> [What is asked]:
Give the records back in full, exactly as they read.

> [Stored data]:
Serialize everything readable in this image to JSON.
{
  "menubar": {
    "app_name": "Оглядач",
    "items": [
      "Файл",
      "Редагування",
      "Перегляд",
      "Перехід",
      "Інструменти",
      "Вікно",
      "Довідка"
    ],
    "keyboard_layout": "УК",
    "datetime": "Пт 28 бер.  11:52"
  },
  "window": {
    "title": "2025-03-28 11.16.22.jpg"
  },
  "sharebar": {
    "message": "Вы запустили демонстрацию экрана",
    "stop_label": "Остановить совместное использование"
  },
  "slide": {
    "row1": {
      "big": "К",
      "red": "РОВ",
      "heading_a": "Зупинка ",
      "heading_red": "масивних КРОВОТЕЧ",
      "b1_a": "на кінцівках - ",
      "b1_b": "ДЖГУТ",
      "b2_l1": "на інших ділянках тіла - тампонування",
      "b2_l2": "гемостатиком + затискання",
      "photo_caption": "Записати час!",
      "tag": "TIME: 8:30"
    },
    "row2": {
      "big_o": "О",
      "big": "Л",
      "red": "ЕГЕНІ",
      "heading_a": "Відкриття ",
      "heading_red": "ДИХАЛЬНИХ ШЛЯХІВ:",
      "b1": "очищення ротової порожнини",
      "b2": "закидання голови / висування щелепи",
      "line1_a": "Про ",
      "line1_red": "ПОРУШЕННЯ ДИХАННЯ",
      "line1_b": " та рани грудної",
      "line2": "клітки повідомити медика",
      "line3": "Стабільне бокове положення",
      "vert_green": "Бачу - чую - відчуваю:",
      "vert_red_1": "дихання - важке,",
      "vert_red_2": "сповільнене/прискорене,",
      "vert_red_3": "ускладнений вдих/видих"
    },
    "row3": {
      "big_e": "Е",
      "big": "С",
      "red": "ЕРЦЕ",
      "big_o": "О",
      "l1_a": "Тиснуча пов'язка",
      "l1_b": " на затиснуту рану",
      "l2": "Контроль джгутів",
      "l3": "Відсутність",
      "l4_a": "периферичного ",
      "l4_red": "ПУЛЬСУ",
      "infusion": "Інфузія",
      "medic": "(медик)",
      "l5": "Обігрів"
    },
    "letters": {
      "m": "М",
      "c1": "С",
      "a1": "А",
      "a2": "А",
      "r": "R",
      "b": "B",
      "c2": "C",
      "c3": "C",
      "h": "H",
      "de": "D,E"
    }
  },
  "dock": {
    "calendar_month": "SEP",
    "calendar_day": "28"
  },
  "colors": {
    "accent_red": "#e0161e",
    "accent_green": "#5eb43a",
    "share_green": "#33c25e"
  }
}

> [Response]:
Serialize everything readable in this image to JSON.
{
  "menubar": {
    "app_name": "Оглядач",
    "items": [
      "Файл",
      "Редагування",
      "Перегляд",
      "Перехід",
      "Інструменти",
      "Вікно",
      "Довідка"
    ],
    "keyboard_layout": "УК",
    "datetime": "Пт 28 бер.  11:52"
  },
  "window": {
    "title": "2025-03-28 11.16.22.jpg"
  },
  "sharebar": {
    "message": "Вы запустили демонстрацию экрана",
    "stop_label": "Остановить совместное использование"
  },
  "slide": {
    "row1": {
      "big": "К",
      "red": "РОВ",
      "heading_a": "Зупинка ",
      "heading_red": "масивних КРОВОТЕЧ",
      "b1_a": "на кінцівках - ",
      "b1_b": "ДЖГУТ",
      "b2_l1": "на інших ділянках тіла - тампонування",
      "b2_l2": "гемостатиком + затискання",
      "photo_caption": "Записати час!",
      "tag": "TIME: 8:30"
    },
    "row2": {
      "big_o": "О",
      "big": "Л",
      "red": "ЕГЕНІ",
      "heading_a": "Відкриття ",
      "heading_red": "ДИХАЛЬНИХ ШЛЯХІВ:",
      "b1": "очищення ротової порожнини",
      "b2": "закидання голови / висування щелепи",
      "line1_a": "Про ",
      "line1_red": "ПОРУШЕННЯ ДИХАННЯ",
      "line1_b": " та рани грудної",
      "line2": "клітки повідомити медика",
      "line3": "Стабільне бокове положення",
      "vert_green": "Бачу - чую - відчуваю:",
      "vert_red_1": "дихання - важке,",
      "vert_red_2": "сповільнене/прискорене,",
      "vert_red_3": "ускладнений вдих/видих"
    },
    "row3": {
      "big_e": "Е",
      "big": "С",
      "red": "ЕРЦЕ",
      "big_o": "О",
      "l1_a": "Тиснуча пов'язка",
      "l1_b": " на затиснуту рану",
      "l2": "Контроль джгутів",
      "l3": "Відсутність",
      "l4_a": "периферичного ",
      "l4_red": "ПУЛЬСУ",
      "infusion": "Інфузія",
      "medic": "(медик)",
      "l5": "Обігрів"
    },
    "letters": {
      "m": "М",
      "c1": "С",
      "a1": "А",
      "a2": "А",
      "r": "R",
      "b": "B",
      "c2": "C",
      "c3": "C",
      "h": "H",
      "de": "D,E"
    }
  },
  "dock": {
    "calendar_month": "SEP",
    "calendar_day": "28"
  },
  "colors": {
    "accent_red": "#e0161e",
    "accent_green": "#5eb43a",
    "share_green": "#33c25e"
  }
}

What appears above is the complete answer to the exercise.